Copy each line below without leaving any out.
** Begin SUPPLIED DATA **
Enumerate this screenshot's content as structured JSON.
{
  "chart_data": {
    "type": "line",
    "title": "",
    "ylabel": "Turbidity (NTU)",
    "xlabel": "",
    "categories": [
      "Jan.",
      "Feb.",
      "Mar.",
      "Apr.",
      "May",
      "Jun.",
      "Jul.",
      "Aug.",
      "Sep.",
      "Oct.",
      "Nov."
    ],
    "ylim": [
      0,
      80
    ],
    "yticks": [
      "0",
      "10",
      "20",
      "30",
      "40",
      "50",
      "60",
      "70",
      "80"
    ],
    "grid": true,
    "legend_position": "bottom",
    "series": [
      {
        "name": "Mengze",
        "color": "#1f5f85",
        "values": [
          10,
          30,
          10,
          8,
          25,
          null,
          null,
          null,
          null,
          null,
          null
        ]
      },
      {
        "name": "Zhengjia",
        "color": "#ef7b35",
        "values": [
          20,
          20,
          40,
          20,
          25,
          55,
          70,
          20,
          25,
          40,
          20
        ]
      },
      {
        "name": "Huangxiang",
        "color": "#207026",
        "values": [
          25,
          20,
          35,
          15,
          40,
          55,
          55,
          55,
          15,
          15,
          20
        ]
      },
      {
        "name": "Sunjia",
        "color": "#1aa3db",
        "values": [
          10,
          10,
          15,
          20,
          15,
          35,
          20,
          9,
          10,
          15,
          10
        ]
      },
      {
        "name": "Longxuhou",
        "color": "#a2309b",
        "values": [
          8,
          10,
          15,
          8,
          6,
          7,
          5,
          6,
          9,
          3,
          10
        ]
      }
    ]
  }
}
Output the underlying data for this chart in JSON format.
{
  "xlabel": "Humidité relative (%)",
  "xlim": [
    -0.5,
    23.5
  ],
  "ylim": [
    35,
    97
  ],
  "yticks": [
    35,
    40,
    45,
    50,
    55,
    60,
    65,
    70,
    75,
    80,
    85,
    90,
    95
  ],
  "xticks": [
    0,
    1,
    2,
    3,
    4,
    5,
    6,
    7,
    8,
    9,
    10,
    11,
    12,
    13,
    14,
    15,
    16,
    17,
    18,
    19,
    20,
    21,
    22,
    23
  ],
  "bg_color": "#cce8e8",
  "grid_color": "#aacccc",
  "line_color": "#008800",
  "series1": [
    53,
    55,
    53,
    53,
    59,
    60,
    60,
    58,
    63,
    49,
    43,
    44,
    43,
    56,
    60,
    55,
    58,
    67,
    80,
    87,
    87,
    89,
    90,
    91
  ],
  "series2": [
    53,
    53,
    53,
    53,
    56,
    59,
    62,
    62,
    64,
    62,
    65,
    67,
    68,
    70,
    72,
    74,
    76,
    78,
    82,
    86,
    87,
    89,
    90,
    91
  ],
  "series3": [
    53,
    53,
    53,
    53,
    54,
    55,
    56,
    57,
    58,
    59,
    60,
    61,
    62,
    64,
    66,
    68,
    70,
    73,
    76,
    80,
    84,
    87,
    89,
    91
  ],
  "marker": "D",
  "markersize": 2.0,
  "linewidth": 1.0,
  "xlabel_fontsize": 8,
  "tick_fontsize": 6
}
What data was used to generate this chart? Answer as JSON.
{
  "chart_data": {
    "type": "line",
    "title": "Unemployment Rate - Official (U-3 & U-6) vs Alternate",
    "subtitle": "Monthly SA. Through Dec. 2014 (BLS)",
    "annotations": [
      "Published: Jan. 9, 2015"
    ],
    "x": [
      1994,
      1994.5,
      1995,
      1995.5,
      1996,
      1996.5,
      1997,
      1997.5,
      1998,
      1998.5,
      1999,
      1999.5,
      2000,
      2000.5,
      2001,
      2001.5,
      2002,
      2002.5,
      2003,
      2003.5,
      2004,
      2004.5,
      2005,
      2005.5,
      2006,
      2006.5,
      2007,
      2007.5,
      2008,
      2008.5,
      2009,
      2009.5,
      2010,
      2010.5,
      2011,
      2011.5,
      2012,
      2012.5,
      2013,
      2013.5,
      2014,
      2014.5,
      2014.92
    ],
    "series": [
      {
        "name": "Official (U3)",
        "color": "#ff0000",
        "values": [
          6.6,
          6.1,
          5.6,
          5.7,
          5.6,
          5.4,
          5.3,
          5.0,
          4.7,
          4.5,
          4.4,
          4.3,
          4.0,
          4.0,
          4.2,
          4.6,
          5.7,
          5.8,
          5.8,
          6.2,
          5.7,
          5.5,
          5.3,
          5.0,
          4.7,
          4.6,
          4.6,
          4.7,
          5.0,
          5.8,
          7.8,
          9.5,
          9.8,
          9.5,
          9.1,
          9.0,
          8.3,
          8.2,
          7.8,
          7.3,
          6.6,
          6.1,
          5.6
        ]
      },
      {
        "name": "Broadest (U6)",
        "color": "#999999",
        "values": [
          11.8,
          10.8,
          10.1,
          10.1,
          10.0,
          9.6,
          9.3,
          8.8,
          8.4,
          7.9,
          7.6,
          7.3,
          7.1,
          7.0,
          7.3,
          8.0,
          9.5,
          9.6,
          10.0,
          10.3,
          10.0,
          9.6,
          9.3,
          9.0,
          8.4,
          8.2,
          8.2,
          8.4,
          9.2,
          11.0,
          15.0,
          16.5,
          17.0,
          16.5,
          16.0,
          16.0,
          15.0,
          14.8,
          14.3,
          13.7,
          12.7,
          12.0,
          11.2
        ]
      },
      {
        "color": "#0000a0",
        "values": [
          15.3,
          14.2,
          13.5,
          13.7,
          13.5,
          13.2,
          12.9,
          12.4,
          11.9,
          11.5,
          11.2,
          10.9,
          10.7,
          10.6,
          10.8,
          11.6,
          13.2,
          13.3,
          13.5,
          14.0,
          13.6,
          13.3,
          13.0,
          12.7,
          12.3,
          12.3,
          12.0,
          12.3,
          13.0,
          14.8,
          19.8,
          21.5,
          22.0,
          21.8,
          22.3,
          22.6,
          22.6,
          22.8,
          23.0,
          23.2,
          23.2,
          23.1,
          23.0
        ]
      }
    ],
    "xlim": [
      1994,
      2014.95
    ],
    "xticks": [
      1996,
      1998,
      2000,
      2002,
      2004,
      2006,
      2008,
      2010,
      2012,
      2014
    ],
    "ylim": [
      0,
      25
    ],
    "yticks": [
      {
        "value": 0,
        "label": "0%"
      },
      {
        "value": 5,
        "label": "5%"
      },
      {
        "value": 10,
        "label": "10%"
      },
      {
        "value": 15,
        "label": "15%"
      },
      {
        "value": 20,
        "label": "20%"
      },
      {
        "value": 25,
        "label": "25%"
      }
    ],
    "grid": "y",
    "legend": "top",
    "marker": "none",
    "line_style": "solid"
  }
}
** End SUPPLIED DATA **
◆ EXERCISE RESPONSE:
Enumerate this screenshot's content as structured JSON.
{
  "chart_data": {
    "type": "line",
    "title": "",
    "ylabel": "Turbidity (NTU)",
    "xlabel": "",
    "categories": [
      "Jan.",
      "Feb.",
      "Mar.",
      "Apr.",
      "May",
      "Jun.",
      "Jul.",
      "Aug.",
      "Sep.",
      "Oct.",
      "Nov."
    ],
    "ylim": [
      0,
      80
    ],
    "yticks": [
      "0",
      "10",
      "20",
      "30",
      "40",
      "50",
      "60",
      "70",
      "80"
    ],
    "grid": true,
    "legend_position": "bottom",
    "series": [
      {
        "name": "Mengze",
        "color": "#1f5f85",
        "values": [
          10,
          30,
          10,
          8,
          25,
          null,
          null,
          null,
          null,
          null,
          null
        ]
      },
      {
        "name": "Zhengjia",
        "color": "#ef7b35",
        "values": [
          20,
          20,
          40,
          20,
          25,
          55,
          70,
          20,
          25,
          40,
          20
        ]
      },
      {
        "name": "Huangxiang",
        "color": "#207026",
        "values": [
          25,
          20,
          35,
          15,
          40,
          55,
          55,
          55,
          15,
          15,
          20
        ]
      },
      {
        "name": "Sunjia",
        "color": "#1aa3db",
        "values": [
          10,
          10,
          15,
          20,
          15,
          35,
          20,
          9,
          10,
          15,
          10
        ]
      },
      {
        "name": "Longxuhou",
        "color": "#a2309b",
        "values": [
          8,
          10,
          15,
          8,
          6,
          7,
          5,
          6,
          9,
          3,
          10
        ]
      }
    ]
  }
}
Output the underlying data for this chart in JSON format.
{
  "xlabel": "Humidité relative (%)",
  "xlim": [
    -0.5,
    23.5
  ],
  "ylim": [
    35,
    97
  ],
  "yticks": [
    35,
    40,
    45,
    50,
    55,
    60,
    65,
    70,
    75,
    80,
    85,
    90,
    95
  ],
  "xticks": [
    0,
    1,
    2,
    3,
    4,
    5,
    6,
    7,
    8,
    9,
    10,
    11,
    12,
    13,
    14,
    15,
    16,
    17,
    18,
    19,
    20,
    21,
    22,
    23
  ],
  "bg_color": "#cce8e8",
  "grid_color": "#aacccc",
  "line_color": "#008800",
  "series1": [
    53,
    55,
    53,
    53,
    59,
    60,
    60,
    58,
    63,
    49,
    43,
    44,
    43,
    56,
    60,
    55,
    58,
    67,
    80,
    87,
    87,
    89,
    90,
    91
  ],
  "series2": [
    53,
    53,
    53,
    53,
    56,
    59,
    62,
    62,
    64,
    62,
    65,
    67,
    68,
    70,
    72,
    74,
    76,
    78,
    82,
    86,
    87,
    89,
    90,
    91
  ],
  "series3": [
    53,
    53,
    53,
    53,
    54,
    55,
    56,
    57,
    58,
    59,
    60,
    61,
    62,
    64,
    66,
    68,
    70,
    73,
    76,
    80,
    84,
    87,
    89,
    91
  ],
  "marker": "D",
  "markersize": 2.0,
  "linewidth": 1.0,
  "xlabel_fontsize": 8,
  "tick_fontsize": 6
}
What data was used to generate this chart? Answer as JSON.
{
  "chart_data": {
    "type": "line",
    "title": "Unemployment Rate - Official (U-3 & U-6) vs Alternate",
    "subtitle": "Monthly SA. Through Dec. 2014 (BLS)",
    "annotations": [
      "Published: Jan. 9, 2015"
    ],
    "x": [
      1994,
      1994.5,
      1995,
      1995.5,
      1996,
      1996.5,
      1997,
      1997.5,
      1998,
      1998.5,
      1999,
      1999.5,
      2000,
      2000.5,
      2001,
      2001.5,
      2002,
      2002.5,
      2003,
      2003.5,
      2004,
      2004.5,
      2005,
      2005.5,
      2006,
      2006.5,
      2007,
      2007.5,
      2008,
      2008.5,
      2009,
      2009.5,
      2010,
      2010.5,
      2011,
      2011.5,
      2012,
      2012.5,
      2013,
      2013.5,
      2014,
      2014.5,
      2014.92
    ],
    "series": [
      {
        "name": "Official (U3)",
        "color": "#ff0000",
        "values": [
          6.6,
          6.1,
          5.6,
          5.7,
          5.6,
          5.4,
          5.3,
          5.0,
          4.7,
          4.5,
          4.4,
          4.3,
          4.0,
          4.0,
          4.2,
          4.6,
          5.7,
          5.8,
          5.8,
          6.2,
          5.7,
          5.5,
          5.3,
          5.0,
          4.7,
          4.6,
          4.6,
          4.7,
          5.0,
          5.8,
          7.8,
          9.5,
          9.8,
          9.5,
          9.1,
          9.0,
          8.3,
          8.2,
          7.8,
          7.3,
          6.6,
          6.1,
          5.6
        ]
      },
      {
        "name": "Broadest (U6)",
        "color": "#999999",
        "values": [
          11.8,
          10.8,
          10.1,
          10.1,
          10.0,
          9.6,
          9.3,
          8.8,
          8.4,
          7.9,
          7.6,
          7.3,
          7.1,
          7.0,
          7.3,
          8.0,
          9.5,
          9.6,
          10.0,
          10.3,
          10.0,
          9.6,
          9.3,
          9.0,
          8.4,
          8.2,
          8.2,
          8.4,
          9.2,
          11.0,
          15.0,
          16.5,
          17.0,
          16.5,
          16.0,
          16.0,
          15.0,
          14.8,
          14.3,
          13.7,
          12.7,
          12.0,
          11.2
        ]
      },
      {
        "color": "#0000a0",
        "values": [
          15.3,
          14.2,
          13.5,
          13.7,
          13.5,
          13.2,
          12.9,
          12.4,
          11.9,
          11.5,
          11.2,
          10.9,
          10.7,
          10.6,
          10.8,
          11.6,
          13.2,
          13.3,
          13.5,
          14.0,
          13.6,
          13.3,
          13.0,
          12.7,
          12.3,
          12.3,
          12.0,
          12.3,
          13.0,
          14.8,
          19.8,
          21.5,
          22.0,
          21.8,
          22.3,
          22.6,
          22.6,
          22.8,
          23.0,
          23.2,
          23.2,
          23.1,
          23.0
        ]
      }
    ],
    "xlim": [
      1994,
      2014.95
    ],
    "xticks": [
      1996,
      1998,
      2000,
      2002,
      2004,
      2006,
      2008,
      2010,
      2012,
      2014
    ],
    "ylim": [
      0,
      25
    ],
    "yticks": [
      {
        "value": 0,
        "label": "0%"
      },
      {
        "value": 5,
        "label": "5%"
      },
      {
        "value": 10,
        "label": "10%"
      },
      {
        "value": 15,
        "label": "15%"
      },
      {
        "value": 20,
        "label": "20%"
      },
      {
        "value": 25,
        "label": "25%"
      }
    ],
    "grid": "y",
    "legend": "top",
    "marker": "none",
    "line_style": "solid"
  }
}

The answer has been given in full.